— The records —
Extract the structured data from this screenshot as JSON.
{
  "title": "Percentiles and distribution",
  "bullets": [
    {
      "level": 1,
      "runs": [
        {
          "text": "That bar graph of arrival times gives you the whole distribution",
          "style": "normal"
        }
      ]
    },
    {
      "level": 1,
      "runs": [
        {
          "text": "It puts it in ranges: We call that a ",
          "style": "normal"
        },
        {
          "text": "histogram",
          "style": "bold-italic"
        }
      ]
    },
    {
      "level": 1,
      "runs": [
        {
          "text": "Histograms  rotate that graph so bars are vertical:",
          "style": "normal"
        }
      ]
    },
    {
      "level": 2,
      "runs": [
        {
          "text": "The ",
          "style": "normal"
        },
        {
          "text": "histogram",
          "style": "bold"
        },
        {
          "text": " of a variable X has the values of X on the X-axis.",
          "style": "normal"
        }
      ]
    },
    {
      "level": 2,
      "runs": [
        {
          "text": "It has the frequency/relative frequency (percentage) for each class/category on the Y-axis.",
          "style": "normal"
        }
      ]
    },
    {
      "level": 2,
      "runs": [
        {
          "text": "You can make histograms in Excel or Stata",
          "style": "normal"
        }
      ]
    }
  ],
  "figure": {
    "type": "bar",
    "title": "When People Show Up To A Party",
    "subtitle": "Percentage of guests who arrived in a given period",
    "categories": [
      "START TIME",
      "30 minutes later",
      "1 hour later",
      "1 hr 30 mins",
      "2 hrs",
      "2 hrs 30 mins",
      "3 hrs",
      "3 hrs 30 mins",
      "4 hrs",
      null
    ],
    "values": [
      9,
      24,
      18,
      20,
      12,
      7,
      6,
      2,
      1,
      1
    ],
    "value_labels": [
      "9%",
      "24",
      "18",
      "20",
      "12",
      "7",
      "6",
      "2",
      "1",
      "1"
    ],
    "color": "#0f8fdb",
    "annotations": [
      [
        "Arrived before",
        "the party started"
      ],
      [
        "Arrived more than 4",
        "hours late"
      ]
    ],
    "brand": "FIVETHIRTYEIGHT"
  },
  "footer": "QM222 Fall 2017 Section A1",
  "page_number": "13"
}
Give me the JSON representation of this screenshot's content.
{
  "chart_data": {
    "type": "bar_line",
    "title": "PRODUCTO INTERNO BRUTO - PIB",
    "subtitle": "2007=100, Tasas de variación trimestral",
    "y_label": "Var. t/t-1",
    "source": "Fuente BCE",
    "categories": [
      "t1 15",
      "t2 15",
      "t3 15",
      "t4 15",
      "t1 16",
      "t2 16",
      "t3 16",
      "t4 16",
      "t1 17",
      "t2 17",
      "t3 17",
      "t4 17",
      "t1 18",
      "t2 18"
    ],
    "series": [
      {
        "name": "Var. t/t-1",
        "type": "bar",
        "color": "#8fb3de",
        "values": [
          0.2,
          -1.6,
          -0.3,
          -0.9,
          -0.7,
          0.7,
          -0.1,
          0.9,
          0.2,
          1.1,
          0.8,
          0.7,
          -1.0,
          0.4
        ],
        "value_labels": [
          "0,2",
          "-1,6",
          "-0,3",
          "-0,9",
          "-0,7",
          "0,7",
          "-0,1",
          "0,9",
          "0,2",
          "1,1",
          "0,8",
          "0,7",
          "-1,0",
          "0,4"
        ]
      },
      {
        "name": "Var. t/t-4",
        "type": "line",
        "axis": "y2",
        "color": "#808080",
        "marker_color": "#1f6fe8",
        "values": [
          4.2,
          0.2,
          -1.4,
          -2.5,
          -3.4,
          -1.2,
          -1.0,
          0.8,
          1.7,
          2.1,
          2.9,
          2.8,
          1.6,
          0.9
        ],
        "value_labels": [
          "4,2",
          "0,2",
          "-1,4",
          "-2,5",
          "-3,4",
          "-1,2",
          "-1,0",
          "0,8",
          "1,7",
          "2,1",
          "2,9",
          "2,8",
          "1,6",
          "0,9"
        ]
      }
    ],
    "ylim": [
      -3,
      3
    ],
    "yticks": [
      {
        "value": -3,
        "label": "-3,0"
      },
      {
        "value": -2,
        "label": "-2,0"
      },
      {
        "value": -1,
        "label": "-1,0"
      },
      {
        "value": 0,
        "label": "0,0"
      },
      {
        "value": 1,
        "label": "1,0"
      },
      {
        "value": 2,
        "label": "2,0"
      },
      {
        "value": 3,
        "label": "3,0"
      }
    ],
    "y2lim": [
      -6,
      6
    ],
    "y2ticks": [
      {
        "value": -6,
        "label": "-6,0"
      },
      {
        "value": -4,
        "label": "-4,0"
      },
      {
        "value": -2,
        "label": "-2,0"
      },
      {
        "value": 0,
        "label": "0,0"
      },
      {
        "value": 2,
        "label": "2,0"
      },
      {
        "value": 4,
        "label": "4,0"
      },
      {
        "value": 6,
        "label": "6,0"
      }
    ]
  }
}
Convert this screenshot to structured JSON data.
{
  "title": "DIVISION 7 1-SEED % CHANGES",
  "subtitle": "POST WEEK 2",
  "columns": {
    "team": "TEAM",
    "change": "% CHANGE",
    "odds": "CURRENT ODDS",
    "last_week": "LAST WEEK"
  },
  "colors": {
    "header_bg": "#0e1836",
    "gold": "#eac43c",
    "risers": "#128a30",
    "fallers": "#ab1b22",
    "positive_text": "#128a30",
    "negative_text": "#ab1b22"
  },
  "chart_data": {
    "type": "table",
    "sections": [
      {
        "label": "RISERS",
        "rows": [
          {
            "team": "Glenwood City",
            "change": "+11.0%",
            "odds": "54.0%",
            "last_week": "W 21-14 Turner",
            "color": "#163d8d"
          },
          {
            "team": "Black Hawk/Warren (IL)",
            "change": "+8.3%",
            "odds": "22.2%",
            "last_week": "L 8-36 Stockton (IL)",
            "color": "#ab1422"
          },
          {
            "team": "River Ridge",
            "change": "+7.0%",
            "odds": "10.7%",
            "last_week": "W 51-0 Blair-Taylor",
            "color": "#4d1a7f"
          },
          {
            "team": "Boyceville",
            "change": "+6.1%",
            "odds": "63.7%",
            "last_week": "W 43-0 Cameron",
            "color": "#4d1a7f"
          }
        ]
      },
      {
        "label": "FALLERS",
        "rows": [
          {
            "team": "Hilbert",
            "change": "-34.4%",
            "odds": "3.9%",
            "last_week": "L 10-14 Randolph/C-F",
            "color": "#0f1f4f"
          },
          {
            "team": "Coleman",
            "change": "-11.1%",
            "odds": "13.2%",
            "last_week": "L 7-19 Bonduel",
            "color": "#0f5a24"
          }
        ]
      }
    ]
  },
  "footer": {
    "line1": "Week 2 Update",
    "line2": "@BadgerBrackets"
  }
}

— Stated problem —
Quote all of the entries verbatim.

— Response for this exercise —
Extract the structured data from this screenshot as JSON.
{
  "title": "Percentiles and distribution",
  "bullets": [
    {
      "level": 1,
      "runs": [
        {
          "text": "That bar graph of arrival times gives you the whole distribution",
          "style": "normal"
        }
      ]
    },
    {
      "level": 1,
      "runs": [
        {
          "text": "It puts it in ranges: We call that a ",
          "style": "normal"
        },
        {
          "text": "histogram",
          "style": "bold-italic"
        }
      ]
    },
    {
      "level": 1,
      "runs": [
        {
          "text": "Histograms  rotate that graph so bars are vertical:",
          "style": "normal"
        }
      ]
    },
    {
      "level": 2,
      "runs": [
        {
          "text": "The ",
          "style": "normal"
        },
        {
          "text": "histogram",
          "style": "bold"
        },
        {
          "text": " of a variable X has the values of X on the X-axis.",
          "style": "normal"
        }
      ]
    },
    {
      "level": 2,
      "runs": [
        {
          "text": "It has the frequency/relative frequency (percentage) for each class/category on the Y-axis.",
          "style": "normal"
        }
      ]
    },
    {
      "level": 2,
      "runs": [
        {
          "text": "You can make histograms in Excel or Stata",
          "style": "normal"
        }
      ]
    }
  ],
  "figure": {
    "type": "bar",
    "title": "When People Show Up To A Party",
    "subtitle": "Percentage of guests who arrived in a given period",
    "categories": [
      "START TIME",
      "30 minutes later",
      "1 hour later",
      "1 hr 30 mins",
      "2 hrs",
      "2 hrs 30 mins",
      "3 hrs",
      "3 hrs 30 mins",
      "4 hrs",
      null
    ],
    "values": [
      9,
      24,
      18,
      20,
      12,
      7,
      6,
      2,
      1,
      1
    ],
    "value_labels": [
      "9%",
      "24",
      "18",
      "20",
      "12",
      "7",
      "6",
      "2",
      "1",
      "1"
    ],
    "color": "#0f8fdb",
    "annotations": [
      [
        "Arrived before",
        "the party started"
      ],
      [
        "Arrived more than 4",
        "hours late"
      ]
    ],
    "brand": "FIVETHIRTYEIGHT"
  },
  "footer": "QM222 Fall 2017 Section A1",
  "page_number": "13"
}
Give me the JSON representation of this screenshot's content.
{
  "chart_data": {
    "type": "bar_line",
    "title": "PRODUCTO INTERNO BRUTO - PIB",
    "subtitle": "2007=100, Tasas de variación trimestral",
    "y_label": "Var. t/t-1",
    "source": "Fuente BCE",
    "categories": [
      "t1 15",
      "t2 15",
      "t3 15",
      "t4 15",
      "t1 16",
      "t2 16",
      "t3 16",
      "t4 16",
      "t1 17",
      "t2 17",
      "t3 17",
      "t4 17",
      "t1 18",
      "t2 18"
    ],
    "series": [
      {
        "name": "Var. t/t-1",
        "type": "bar",
        "color": "#8fb3de",
        "values": [
          0.2,
          -1.6,
          -0.3,
          -0.9,
          -0.7,
          0.7,
          -0.1,
          0.9,
          0.2,
          1.1,
          0.8,
          0.7,
          -1.0,
          0.4
        ],
        "value_labels": [
          "0,2",
          "-1,6",
          "-0,3",
          "-0,9",
          "-0,7",
          "0,7",
          "-0,1",
          "0,9",
          "0,2",
          "1,1",
          "0,8",
          "0,7",
          "-1,0",
          "0,4"
        ]
      },
      {
        "name": "Var. t/t-4",
        "type": "line",
        "axis": "y2",
        "color": "#808080",
        "marker_color": "#1f6fe8",
        "values": [
          4.2,
          0.2,
          -1.4,
          -2.5,
          -3.4,
          -1.2,
          -1.0,
          0.8,
          1.7,
          2.1,
          2.9,
          2.8,
          1.6,
          0.9
        ],
        "value_labels": [
          "4,2",
          "0,2",
          "-1,4",
          "-2,5",
          "-3,4",
          "-1,2",
          "-1,0",
          "0,8",
          "1,7",
          "2,1",
          "2,9",
          "2,8",
          "1,6",
          "0,9"
        ]
      }
    ],
    "ylim": [
      -3,
      3
    ],
    "yticks": [
      {
        "value": -3,
        "label": "-3,0"
      },
      {
        "value": -2,
        "label": "-2,0"
      },
      {
        "value": -1,
        "label": "-1,0"
      },
      {
        "value": 0,
        "label": "0,0"
      },
      {
        "value": 1,
        "label": "1,0"
      },
      {
        "value": 2,
        "label": "2,0"
      },
      {
        "value": 3,
        "label": "3,0"
      }
    ],
    "y2lim": [
      -6,
      6
    ],
    "y2ticks": [
      {
        "value": -6,
        "label": "-6,0"
      },
      {
        "value": -4,
        "label": "-4,0"
      },
      {
        "value": -2,
        "label": "-2,0"
      },
      {
        "value": 0,
        "label": "0,0"
      },
      {
        "value": 2,
        "label": "2,0"
      },
      {
        "value": 4,
        "label": "4,0"
      },
      {
        "value": 6,
        "label": "6,0"
      }
    ]
  }
}
Convert this screenshot to structured JSON data.
{
  "title": "DIVISION 7 1-SEED % CHANGES",
  "subtitle": "POST WEEK 2",
  "columns": {
    "team": "TEAM",
    "change": "% CHANGE",
    "odds": "CURRENT ODDS",
    "last_week": "LAST WEEK"
  },
  "colors": {
    "header_bg": "#0e1836",
    "gold": "#eac43c",
    "risers": "#128a30",
    "fallers": "#ab1b22",
    "positive_text": "#128a30",
    "negative_text": "#ab1b22"
  },
  "chart_data": {
    "type": "table",
    "sections": [
      {
        "label": "RISERS",
        "rows": [
          {
            "team": "Glenwood City",
            "change": "+11.0%",
            "odds": "54.0%",
            "last_week": "W 21-14 Turner",
            "color": "#163d8d"
          },
          {
            "team": "Black Hawk/Warren (IL)",
            "change": "+8.3%",
            "odds": "22.2%",
            "last_week": "L 8-36 Stockton (IL)",
            "color": "#ab1422"
          },
          {
            "team": "River Ridge",
            "change": "+7.0%",
            "odds": "10.7%",
            "last_week": "W 51-0 Blair-Taylor",
            "color": "#4d1a7f"
          },
          {
            "team": "Boyceville",
            "change": "+6.1%",
            "odds": "63.7%",
            "last_week": "W 43-0 Cameron",
            "color": "#4d1a7f"
          }
        ]
      },
      {
        "label": "FALLERS",
        "rows": [
          {
            "team": "Hilbert",
            "change": "-34.4%",
            "odds": "3.9%",
            "last_week": "L 10-14 Randolph/C-F",
            "color": "#0f1f4f"
          },
          {
            "team": "Coleman",
            "change": "-11.1%",
            "odds": "13.2%",
            "last_week": "L 7-19 Bonduel",
            "color": "#0f5a24"
          }
        ]
      }
    ]
  },
  "footer": {
    "line1": "Week 2 Update",
    "line2": "@BadgerBrackets"
  }
}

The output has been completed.